#### [Collected data]
···

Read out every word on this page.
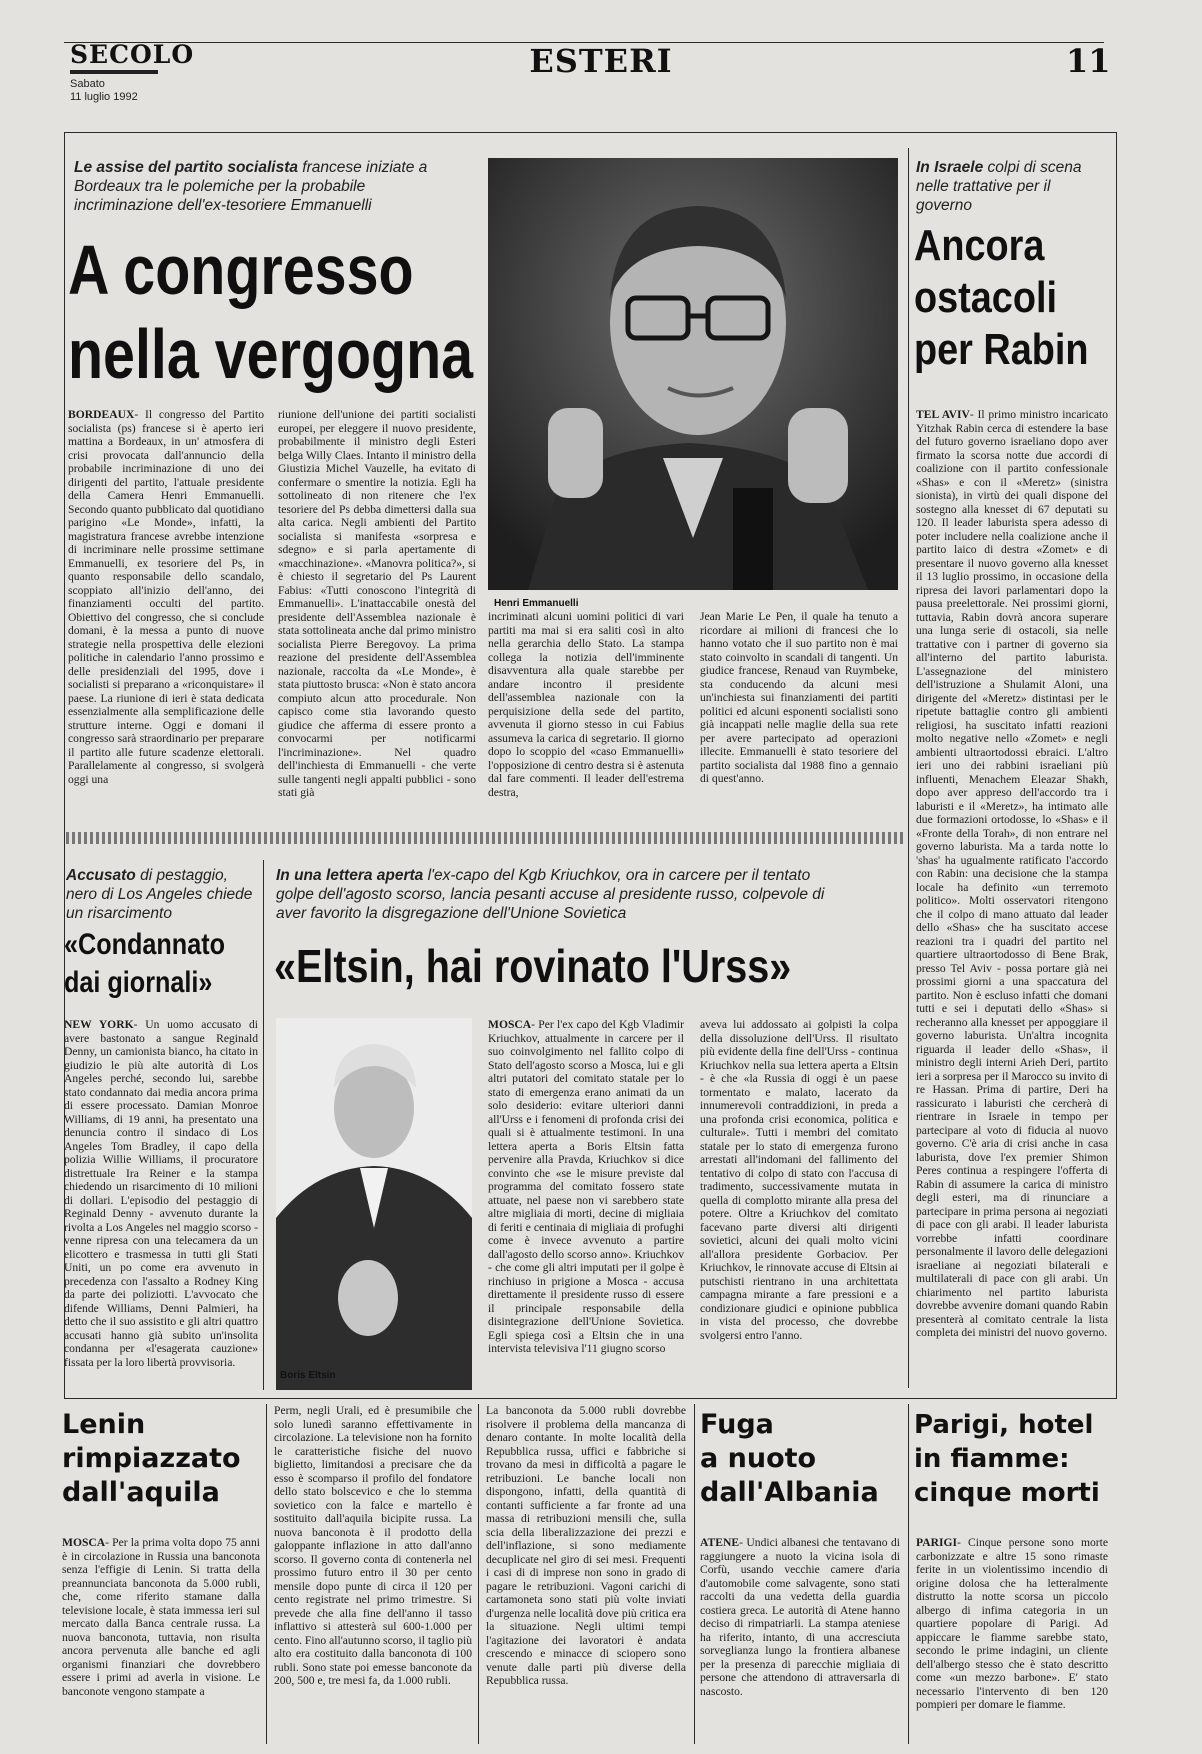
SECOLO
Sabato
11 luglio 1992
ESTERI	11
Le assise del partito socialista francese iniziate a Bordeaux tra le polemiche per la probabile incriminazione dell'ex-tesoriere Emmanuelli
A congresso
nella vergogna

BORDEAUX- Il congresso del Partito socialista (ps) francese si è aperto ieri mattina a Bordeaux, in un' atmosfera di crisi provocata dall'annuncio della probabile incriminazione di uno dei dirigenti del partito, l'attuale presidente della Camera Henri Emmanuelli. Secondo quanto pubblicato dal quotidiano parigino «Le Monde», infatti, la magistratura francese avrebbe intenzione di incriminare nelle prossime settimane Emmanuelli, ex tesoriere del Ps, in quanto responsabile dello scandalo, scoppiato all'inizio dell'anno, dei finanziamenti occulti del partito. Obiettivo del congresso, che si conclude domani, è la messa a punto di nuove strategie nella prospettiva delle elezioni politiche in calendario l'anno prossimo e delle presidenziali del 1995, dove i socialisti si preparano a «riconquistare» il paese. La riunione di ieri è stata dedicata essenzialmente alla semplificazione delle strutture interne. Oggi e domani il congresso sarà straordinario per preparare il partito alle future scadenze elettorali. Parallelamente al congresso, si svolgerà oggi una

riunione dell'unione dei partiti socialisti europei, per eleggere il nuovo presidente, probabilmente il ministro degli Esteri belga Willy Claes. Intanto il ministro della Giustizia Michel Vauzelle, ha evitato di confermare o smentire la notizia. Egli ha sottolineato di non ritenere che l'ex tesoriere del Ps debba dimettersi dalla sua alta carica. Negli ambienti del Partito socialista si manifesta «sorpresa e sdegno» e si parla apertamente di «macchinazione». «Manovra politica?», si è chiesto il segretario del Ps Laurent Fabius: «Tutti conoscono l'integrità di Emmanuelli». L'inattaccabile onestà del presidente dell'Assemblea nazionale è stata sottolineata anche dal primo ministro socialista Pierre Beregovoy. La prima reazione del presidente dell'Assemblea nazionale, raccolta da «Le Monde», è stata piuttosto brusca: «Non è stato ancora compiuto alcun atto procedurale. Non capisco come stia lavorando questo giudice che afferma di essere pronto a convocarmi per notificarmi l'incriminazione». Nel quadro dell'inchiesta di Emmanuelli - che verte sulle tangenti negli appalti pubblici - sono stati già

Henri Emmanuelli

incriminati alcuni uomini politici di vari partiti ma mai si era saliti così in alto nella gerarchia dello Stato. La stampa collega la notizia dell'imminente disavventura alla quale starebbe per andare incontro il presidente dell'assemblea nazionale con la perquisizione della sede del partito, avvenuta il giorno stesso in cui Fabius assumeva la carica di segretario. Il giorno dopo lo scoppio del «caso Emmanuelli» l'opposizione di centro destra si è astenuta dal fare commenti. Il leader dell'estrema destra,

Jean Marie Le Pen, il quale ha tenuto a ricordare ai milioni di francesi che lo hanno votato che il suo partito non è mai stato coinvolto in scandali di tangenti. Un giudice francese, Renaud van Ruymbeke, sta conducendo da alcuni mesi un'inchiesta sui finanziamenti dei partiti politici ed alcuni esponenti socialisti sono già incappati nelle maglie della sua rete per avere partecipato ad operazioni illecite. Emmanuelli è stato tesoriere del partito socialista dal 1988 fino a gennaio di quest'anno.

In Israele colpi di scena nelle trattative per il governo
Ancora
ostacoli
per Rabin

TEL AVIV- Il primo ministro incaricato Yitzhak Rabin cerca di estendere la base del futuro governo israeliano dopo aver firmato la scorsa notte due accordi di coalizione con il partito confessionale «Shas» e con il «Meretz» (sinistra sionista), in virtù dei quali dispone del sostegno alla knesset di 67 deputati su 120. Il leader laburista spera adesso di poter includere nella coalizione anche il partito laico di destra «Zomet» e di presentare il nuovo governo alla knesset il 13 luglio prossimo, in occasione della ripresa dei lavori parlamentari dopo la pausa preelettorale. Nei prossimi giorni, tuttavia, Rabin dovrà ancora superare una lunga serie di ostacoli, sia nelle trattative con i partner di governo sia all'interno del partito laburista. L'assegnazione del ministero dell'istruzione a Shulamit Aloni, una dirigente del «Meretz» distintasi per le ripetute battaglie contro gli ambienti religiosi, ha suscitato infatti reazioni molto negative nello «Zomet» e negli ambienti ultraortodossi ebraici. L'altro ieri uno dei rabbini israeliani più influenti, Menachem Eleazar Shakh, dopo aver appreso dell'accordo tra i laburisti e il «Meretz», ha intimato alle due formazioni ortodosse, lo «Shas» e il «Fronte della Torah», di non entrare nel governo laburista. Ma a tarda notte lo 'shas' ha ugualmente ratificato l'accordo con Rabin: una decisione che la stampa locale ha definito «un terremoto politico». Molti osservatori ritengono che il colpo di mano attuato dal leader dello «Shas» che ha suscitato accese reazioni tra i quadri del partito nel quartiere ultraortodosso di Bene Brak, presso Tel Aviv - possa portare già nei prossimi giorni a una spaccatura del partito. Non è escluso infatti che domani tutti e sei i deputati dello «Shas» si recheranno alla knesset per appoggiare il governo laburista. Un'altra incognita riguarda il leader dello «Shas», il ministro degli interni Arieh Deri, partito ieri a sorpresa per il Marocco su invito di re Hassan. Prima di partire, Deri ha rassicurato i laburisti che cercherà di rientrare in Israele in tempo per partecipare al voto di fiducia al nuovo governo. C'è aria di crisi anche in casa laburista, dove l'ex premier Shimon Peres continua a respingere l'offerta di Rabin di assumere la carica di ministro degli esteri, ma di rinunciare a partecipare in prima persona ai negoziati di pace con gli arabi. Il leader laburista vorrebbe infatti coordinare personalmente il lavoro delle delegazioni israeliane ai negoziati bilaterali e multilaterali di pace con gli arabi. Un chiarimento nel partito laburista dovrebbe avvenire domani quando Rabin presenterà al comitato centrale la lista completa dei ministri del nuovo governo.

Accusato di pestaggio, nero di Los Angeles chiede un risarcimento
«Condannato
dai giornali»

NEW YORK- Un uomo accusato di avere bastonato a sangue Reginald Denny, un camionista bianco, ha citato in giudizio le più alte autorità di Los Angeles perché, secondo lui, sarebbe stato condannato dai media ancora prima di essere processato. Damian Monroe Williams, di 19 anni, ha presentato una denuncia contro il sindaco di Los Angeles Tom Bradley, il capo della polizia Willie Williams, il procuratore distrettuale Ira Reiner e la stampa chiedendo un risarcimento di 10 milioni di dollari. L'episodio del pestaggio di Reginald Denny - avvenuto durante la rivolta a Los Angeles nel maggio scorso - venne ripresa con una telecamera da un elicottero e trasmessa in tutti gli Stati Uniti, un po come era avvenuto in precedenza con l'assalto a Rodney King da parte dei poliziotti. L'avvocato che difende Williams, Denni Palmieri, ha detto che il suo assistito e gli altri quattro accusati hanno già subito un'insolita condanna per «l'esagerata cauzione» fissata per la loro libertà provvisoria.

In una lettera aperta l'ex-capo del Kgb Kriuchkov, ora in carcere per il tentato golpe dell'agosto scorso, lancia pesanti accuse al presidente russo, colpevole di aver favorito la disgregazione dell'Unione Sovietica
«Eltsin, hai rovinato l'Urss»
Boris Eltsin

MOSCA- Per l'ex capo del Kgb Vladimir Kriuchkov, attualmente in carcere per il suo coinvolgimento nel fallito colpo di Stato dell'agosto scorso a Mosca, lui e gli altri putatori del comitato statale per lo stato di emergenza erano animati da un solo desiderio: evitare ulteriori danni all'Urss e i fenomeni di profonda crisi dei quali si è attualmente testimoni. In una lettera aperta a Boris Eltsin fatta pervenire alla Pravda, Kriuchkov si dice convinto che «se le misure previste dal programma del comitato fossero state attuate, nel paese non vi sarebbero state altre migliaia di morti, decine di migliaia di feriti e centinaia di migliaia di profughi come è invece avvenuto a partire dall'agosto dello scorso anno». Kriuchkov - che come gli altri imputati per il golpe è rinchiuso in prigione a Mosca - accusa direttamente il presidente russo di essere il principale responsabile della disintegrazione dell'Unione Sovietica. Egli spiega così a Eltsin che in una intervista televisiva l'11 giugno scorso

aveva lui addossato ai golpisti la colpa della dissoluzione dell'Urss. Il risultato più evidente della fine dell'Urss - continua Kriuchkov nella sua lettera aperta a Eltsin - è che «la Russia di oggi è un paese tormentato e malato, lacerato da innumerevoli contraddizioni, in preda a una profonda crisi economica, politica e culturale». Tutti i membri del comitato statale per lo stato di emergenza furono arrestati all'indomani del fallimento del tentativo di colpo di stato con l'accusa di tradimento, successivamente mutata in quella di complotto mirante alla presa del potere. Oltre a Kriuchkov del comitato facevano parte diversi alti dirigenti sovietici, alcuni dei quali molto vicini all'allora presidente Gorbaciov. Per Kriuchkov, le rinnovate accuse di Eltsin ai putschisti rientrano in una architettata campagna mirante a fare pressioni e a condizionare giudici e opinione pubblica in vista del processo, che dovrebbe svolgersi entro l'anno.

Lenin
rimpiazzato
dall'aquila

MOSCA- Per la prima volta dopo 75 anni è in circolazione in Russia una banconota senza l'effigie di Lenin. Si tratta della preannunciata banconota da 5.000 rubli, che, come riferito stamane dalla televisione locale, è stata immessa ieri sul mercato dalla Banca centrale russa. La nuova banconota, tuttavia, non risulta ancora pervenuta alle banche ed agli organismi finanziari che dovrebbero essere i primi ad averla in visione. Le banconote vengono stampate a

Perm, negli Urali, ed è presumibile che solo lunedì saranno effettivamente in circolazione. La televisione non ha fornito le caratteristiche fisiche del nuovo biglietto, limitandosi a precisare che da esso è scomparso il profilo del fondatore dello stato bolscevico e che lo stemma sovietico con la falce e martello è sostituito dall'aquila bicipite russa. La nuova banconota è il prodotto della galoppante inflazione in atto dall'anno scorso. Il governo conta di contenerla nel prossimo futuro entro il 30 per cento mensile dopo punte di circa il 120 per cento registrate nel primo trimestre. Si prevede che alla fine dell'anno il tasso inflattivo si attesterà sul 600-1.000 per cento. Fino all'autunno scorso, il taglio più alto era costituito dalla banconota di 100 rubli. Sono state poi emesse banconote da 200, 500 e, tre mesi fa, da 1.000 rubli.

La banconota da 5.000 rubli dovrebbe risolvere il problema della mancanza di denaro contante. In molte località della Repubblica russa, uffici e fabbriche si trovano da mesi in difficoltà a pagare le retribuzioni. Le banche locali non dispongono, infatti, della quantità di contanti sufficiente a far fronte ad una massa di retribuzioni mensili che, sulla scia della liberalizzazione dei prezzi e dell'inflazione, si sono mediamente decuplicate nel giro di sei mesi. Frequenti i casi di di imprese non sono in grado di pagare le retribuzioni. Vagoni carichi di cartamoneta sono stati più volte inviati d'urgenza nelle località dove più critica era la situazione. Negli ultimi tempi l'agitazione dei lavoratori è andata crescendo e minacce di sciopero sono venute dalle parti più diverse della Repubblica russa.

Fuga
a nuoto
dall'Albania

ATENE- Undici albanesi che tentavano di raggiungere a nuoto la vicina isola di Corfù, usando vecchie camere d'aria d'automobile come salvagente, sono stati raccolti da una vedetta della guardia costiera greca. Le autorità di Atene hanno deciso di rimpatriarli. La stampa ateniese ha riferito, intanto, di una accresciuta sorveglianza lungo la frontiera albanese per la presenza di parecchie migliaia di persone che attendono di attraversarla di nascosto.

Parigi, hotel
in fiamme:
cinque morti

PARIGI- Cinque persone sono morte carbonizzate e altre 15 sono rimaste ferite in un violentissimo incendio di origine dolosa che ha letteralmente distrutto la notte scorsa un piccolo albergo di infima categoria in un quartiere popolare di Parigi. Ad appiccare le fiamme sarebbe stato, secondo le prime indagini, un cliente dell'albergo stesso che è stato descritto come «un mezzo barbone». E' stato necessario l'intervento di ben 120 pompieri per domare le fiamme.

···

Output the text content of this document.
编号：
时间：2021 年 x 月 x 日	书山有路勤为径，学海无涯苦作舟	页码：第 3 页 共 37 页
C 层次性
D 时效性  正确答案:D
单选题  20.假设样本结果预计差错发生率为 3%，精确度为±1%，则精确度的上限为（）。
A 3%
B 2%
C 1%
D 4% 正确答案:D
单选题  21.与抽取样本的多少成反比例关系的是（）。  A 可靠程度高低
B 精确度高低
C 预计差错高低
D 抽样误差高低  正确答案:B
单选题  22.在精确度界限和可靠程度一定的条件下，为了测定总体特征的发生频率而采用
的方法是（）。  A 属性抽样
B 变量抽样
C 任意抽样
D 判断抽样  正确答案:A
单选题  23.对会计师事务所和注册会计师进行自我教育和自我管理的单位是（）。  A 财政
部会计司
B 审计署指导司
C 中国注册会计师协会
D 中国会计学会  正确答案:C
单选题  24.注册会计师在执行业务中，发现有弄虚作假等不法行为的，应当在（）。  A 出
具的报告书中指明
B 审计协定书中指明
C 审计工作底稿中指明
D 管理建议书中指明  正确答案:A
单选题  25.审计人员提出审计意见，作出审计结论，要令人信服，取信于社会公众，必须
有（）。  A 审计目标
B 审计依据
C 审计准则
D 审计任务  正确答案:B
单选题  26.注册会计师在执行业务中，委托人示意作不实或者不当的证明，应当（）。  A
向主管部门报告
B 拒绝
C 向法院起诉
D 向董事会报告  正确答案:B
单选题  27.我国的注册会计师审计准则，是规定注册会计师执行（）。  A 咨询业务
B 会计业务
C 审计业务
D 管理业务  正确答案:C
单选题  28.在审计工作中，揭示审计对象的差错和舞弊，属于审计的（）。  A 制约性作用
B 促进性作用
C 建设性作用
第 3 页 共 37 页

···

#### [Task statement]
Each line holding "正确答案" must be found and copied.

#### [Exercise solution]
D 时效性  正确答案:D
D 4% 正确答案:D
D 抽样误差高低  正确答案:B
D 判断抽样  正确答案:A
D 中国会计学会  正确答案:C
D 管理建议书中指明  正确答案:A
D 审计任务  正确答案:B
D 向董事会报告  正确答案:B
D 管理业务  正确答案:C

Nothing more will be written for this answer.